# Exercise details
Using the data beneath, show every line that includes the word "Project".

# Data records
________________
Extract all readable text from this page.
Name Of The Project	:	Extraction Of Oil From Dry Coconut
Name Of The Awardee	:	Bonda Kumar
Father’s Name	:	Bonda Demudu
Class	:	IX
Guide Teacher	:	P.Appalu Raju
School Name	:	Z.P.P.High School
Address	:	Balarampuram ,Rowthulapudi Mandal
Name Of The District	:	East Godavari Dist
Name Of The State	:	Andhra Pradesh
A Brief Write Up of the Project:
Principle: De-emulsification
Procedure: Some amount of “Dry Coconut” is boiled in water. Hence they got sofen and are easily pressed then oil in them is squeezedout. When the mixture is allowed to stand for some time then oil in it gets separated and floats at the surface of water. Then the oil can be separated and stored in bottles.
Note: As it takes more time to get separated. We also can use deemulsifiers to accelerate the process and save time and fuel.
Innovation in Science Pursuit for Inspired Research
________________
# Exercise result
Name Of The Project	:	Extraction Of Oil From Dry Coconut
A Brief Write Up of the Project:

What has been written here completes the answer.